---------- Provided records ----------

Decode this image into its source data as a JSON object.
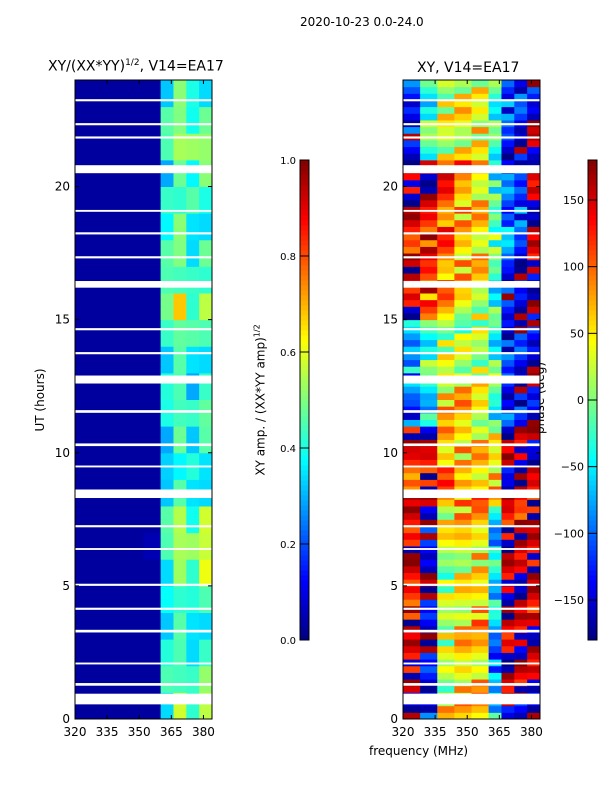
{
  "suptitle": "2020-10-23 0.0-24.0",
  "chart_data": [
    {
      "type": "heatmap",
      "title": "XY/(XX*YY)^1/2, V14=EA17",
      "title_base": "XY/(XX*YY)",
      "title_sup": "1/2",
      "title_rest": ", V14=EA17",
      "xlabel": "frequency (MHz)",
      "ylabel": "UT (hours)",
      "xlim": [
        320,
        384
      ],
      "ylim": [
        0,
        24
      ],
      "xticks": [
        "320",
        "335",
        "350",
        "365",
        "380"
      ],
      "xtick_values": [
        320,
        335,
        350,
        365,
        380
      ],
      "yticks": [
        "0",
        "5",
        "10",
        "15",
        "20"
      ],
      "ytick_values": [
        0,
        5,
        10,
        15,
        20
      ],
      "freq_bins_mhz": [
        320,
        328,
        336,
        344,
        352,
        360,
        366,
        372,
        378,
        384
      ],
      "values_by_hour": [
        [
          0.03,
          0.03,
          0.03,
          0.03,
          0.03,
          0.4,
          0.55,
          0.45,
          0.5
        ],
        [
          0.03,
          0.03,
          0.03,
          0.03,
          0.03,
          0.45,
          0.5,
          0.4,
          0.55
        ],
        [
          0.03,
          0.03,
          0.03,
          0.03,
          0.03,
          0.35,
          0.45,
          0.4,
          0.4
        ],
        [
          0.03,
          0.03,
          0.03,
          0.03,
          0.03,
          0.35,
          0.4,
          0.35,
          0.4
        ],
        [
          0.03,
          0.03,
          0.03,
          0.03,
          0.03,
          0.35,
          0.45,
          0.35,
          0.45
        ],
        [
          0.03,
          0.03,
          0.03,
          0.03,
          0.03,
          0.4,
          0.5,
          0.45,
          0.55
        ],
        [
          0.03,
          0.03,
          0.03,
          0.03,
          0.05,
          0.45,
          0.6,
          0.5,
          0.6
        ],
        [
          0.03,
          0.03,
          0.03,
          0.03,
          0.03,
          0.4,
          0.55,
          0.45,
          0.55
        ],
        [
          0.03,
          0.03,
          0.03,
          0.03,
          0.03,
          0.35,
          0.4,
          0.35,
          0.4
        ],
        [
          0.03,
          0.03,
          0.03,
          0.03,
          0.03,
          0.3,
          0.4,
          0.35,
          0.35
        ],
        [
          0.03,
          0.03,
          0.03,
          0.03,
          0.03,
          0.35,
          0.45,
          0.35,
          0.4
        ],
        [
          0.03,
          0.03,
          0.03,
          0.03,
          0.03,
          0.4,
          0.5,
          0.4,
          0.5
        ],
        [
          0.03,
          0.03,
          0.03,
          0.03,
          0.03,
          0.35,
          0.45,
          0.35,
          0.4
        ],
        [
          0.03,
          0.03,
          0.03,
          0.03,
          0.03,
          0.35,
          0.4,
          0.35,
          0.4
        ],
        [
          0.03,
          0.03,
          0.03,
          0.03,
          0.03,
          0.4,
          0.5,
          0.4,
          0.45
        ],
        [
          0.03,
          0.03,
          0.03,
          0.03,
          0.03,
          0.55,
          0.65,
          0.45,
          0.5
        ],
        [
          0.03,
          0.03,
          0.03,
          0.03,
          0.03,
          0.45,
          0.5,
          0.4,
          0.45
        ],
        [
          0.03,
          0.03,
          0.03,
          0.03,
          0.03,
          0.4,
          0.5,
          0.4,
          0.45
        ],
        [
          0.03,
          0.03,
          0.03,
          0.03,
          0.03,
          0.4,
          0.45,
          0.35,
          0.4
        ],
        [
          0.03,
          0.03,
          0.03,
          0.03,
          0.03,
          0.4,
          0.45,
          0.4,
          0.4
        ],
        [
          0.03,
          0.03,
          0.03,
          0.03,
          0.03,
          0.35,
          0.45,
          0.4,
          0.45
        ],
        [
          0.03,
          0.03,
          0.03,
          0.03,
          0.03,
          0.45,
          0.6,
          0.5,
          0.55
        ],
        [
          0.03,
          0.03,
          0.03,
          0.03,
          0.03,
          0.4,
          0.5,
          0.45,
          0.45
        ],
        [
          0.03,
          0.03,
          0.03,
          0.03,
          0.03,
          0.35,
          0.45,
          0.4,
          0.4
        ]
      ],
      "colorbar": {
        "label": "XY amp. / (XX*YY amp)",
        "label_sup": "1/2",
        "range": [
          0.0,
          1.0
        ],
        "ticks": [
          "0.0",
          "0.2",
          "0.4",
          "0.6",
          "0.8",
          "1.0"
        ],
        "tick_values": [
          0,
          0.2,
          0.4,
          0.6,
          0.8,
          1.0
        ],
        "colormap": "jet"
      }
    },
    {
      "type": "heatmap",
      "title": "XY, V14=EA17",
      "xlim": [
        320,
        384
      ],
      "ylim": [
        0,
        24
      ],
      "xticks": [
        "320",
        "335",
        "350",
        "365",
        "380"
      ],
      "xtick_values": [
        320,
        335,
        350,
        365,
        380
      ],
      "yticks": [
        "0",
        "5",
        "10",
        "15",
        "20"
      ],
      "ytick_values": [
        0,
        5,
        10,
        15,
        20
      ],
      "freq_bins_mhz": [
        320,
        328,
        336,
        344,
        352,
        360,
        366,
        372,
        378,
        384
      ],
      "values_by_hour": [
        [
          -150,
          -120,
          60,
          70,
          80,
          -60,
          -170,
          -160,
          -170
        ],
        [
          150,
          -150,
          20,
          60,
          70,
          -80,
          160,
          150,
          170
        ],
        [
          160,
          -160,
          10,
          50,
          60,
          -90,
          170,
          -170,
          160
        ],
        [
          150,
          -150,
          20,
          50,
          70,
          -80,
          160,
          170,
          -170
        ],
        [
          140,
          -150,
          20,
          40,
          60,
          -60,
          170,
          160,
          150
        ],
        [
          130,
          -160,
          10,
          40,
          50,
          -40,
          160,
          170,
          150
        ],
        [
          150,
          -160,
          20,
          50,
          60,
          -60,
          170,
          160,
          160
        ],
        [
          140,
          -150,
          30,
          60,
          60,
          -50,
          150,
          140,
          160
        ],
        [
          130,
          160,
          100,
          70,
          80,
          60,
          170,
          160,
          150
        ],
        [
          120,
          150,
          90,
          60,
          60,
          50,
          -170,
          170,
          160
        ],
        [
          150,
          170,
          80,
          70,
          60,
          40,
          170,
          160,
          -170
        ],
        [
          -120,
          -60,
          60,
          60,
          40,
          -30,
          -110,
          -130,
          -150
        ],
        [
          -90,
          -40,
          40,
          50,
          30,
          -10,
          -120,
          -150,
          -160
        ],
        [
          -60,
          -10,
          30,
          20,
          10,
          -30,
          -130,
          -140,
          -150
        ],
        [
          -80,
          -20,
          20,
          10,
          20,
          -40,
          -140,
          -150,
          -160
        ],
        [
          160,
          90,
          70,
          40,
          30,
          -20,
          -140,
          -160,
          -170
        ],
        [
          150,
          120,
          80,
          60,
          40,
          -30,
          -130,
          -150,
          -160
        ],
        [
          140,
          130,
          100,
          60,
          50,
          -20,
          -100,
          -130,
          170
        ],
        [
          150,
          140,
          110,
          70,
          60,
          -10,
          -90,
          -120,
          160
        ],
        [
          160,
          150,
          120,
          80,
          60,
          -20,
          -100,
          -110,
          170
        ],
        [
          170,
          160,
          130,
          90,
          70,
          -30,
          -110,
          -120,
          160
        ],
        [
          -150,
          -20,
          20,
          30,
          30,
          -40,
          -130,
          -150,
          -170
        ],
        [
          -120,
          -10,
          40,
          50,
          40,
          -30,
          -120,
          -140,
          -160
        ],
        [
          -130,
          -30,
          30,
          40,
          40,
          -20,
          -110,
          -130,
          -150
        ]
      ],
      "colorbar": {
        "label": "phase (deg)",
        "range": [
          -180,
          180
        ],
        "ticks": [
          "−150",
          "−100",
          "−50",
          "0",
          "50",
          "100",
          "150"
        ],
        "tick_values": [
          -150,
          -100,
          -50,
          0,
          50,
          100,
          150
        ],
        "colormap": "jet"
      }
    }
  ],
  "flagged_intervals_hours": [
    [
      0.55,
      0.95
    ],
    [
      1.25,
      1.35
    ],
    [
      2.05,
      2.12
    ],
    [
      3.25,
      3.35
    ],
    [
      4.1,
      4.18
    ],
    [
      5.0,
      5.08
    ],
    [
      6.35,
      6.42
    ],
    [
      7.2,
      7.28
    ],
    [
      8.3,
      8.62
    ],
    [
      9.45,
      9.52
    ],
    [
      10.25,
      10.35
    ],
    [
      11.5,
      11.6
    ],
    [
      12.6,
      12.9
    ],
    [
      13.7,
      13.78
    ],
    [
      14.6,
      14.68
    ],
    [
      16.2,
      16.45
    ],
    [
      17.3,
      17.38
    ],
    [
      18.2,
      18.28
    ],
    [
      19.05,
      19.12
    ],
    [
      20.5,
      20.8
    ],
    [
      21.8,
      21.88
    ],
    [
      22.3,
      22.38
    ],
    [
      23.2,
      23.28
    ]
  ]
}
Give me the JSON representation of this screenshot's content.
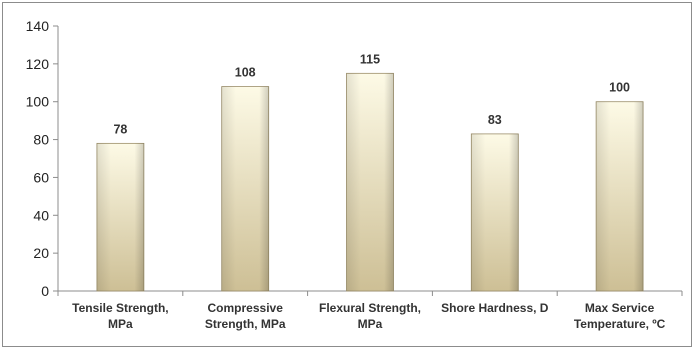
{
  "chart_data": {
    "type": "bar",
    "categories": [
      [
        "Tensile Strength,",
        "MPa"
      ],
      [
        "Compressive",
        "Strength, MPa"
      ],
      [
        "Flexural Strength,",
        "MPa"
      ],
      [
        "Shore Hardness, D"
      ],
      [
        "Max Service",
        "Temperature, ºC"
      ]
    ],
    "values": [
      78,
      108,
      115,
      83,
      100
    ],
    "data_labels": [
      "78",
      "108",
      "115",
      "83",
      "100"
    ],
    "ylim": [
      0,
      140
    ],
    "yticks": [
      0,
      20,
      40,
      60,
      80,
      100,
      120,
      140
    ],
    "grid": false,
    "legend": "none",
    "title": "",
    "xlabel": "",
    "ylabel": "",
    "colors": {
      "bar_top": "#fdfae6",
      "bar_bottom": "#cdbf95",
      "bar_edge": "#9c8f6a",
      "axis": "#8c8c8c"
    }
  }
}
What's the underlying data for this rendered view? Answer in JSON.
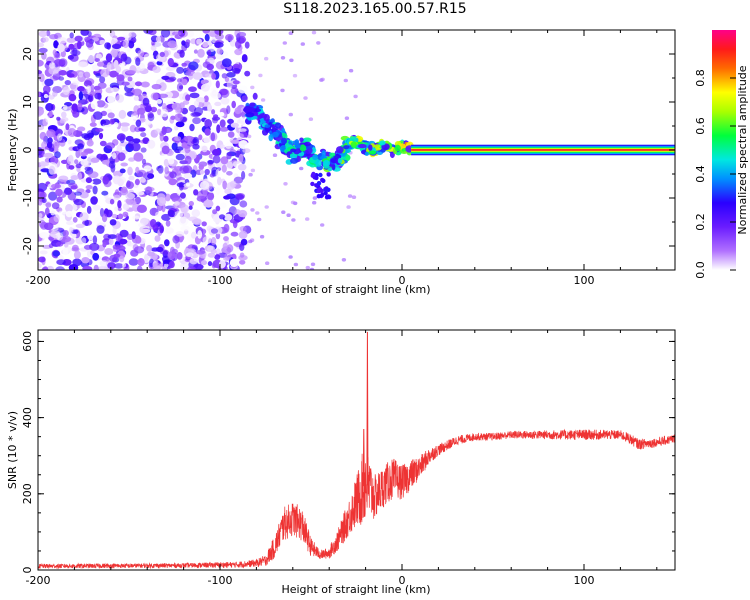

----------

What the task requires: Omit the pictures and print again exactly the lines from the one with "Give me the" through the final line of the entries, both ends included.

Task answer:
Give me the JSON representation of this screenshot's content.
{
  "chart_data": {
    "type": "bar",
    "categories": [
      [
        "Tensile Strength,",
        "MPa"
      ],
      [
        "Compressive",
        "Strength, MPa"
      ],
      [
        "Flexural Strength,",
        "MPa"
      ],
      [
        "Shore Hardness, D"
      ],
      [
        "Max Service",
        "Temperature, ºC"
      ]
    ],
    "values": [
      78,
      108,
      115,
      83,
      100
    ],
    "data_labels": [
      "78",
      "108",
      "115",
      "83",
      "100"
    ],
    "ylim": [
      0,
      140
    ],
    "yticks": [
      0,
      20,
      40,
      60,
      80,
      100,
      120,
      140
    ],
    "grid": false,
    "legend": "none",
    "title": "",
    "xlabel": "",
    "ylabel": "",
    "colors": {
      "bar_top": "#fdfae6",
      "bar_bottom": "#cdbf95",
      "bar_edge": "#9c8f6a",
      "axis": "#8c8c8c"
    }
  }
}
What's the underlying data for this rendered view? Answer in JSON.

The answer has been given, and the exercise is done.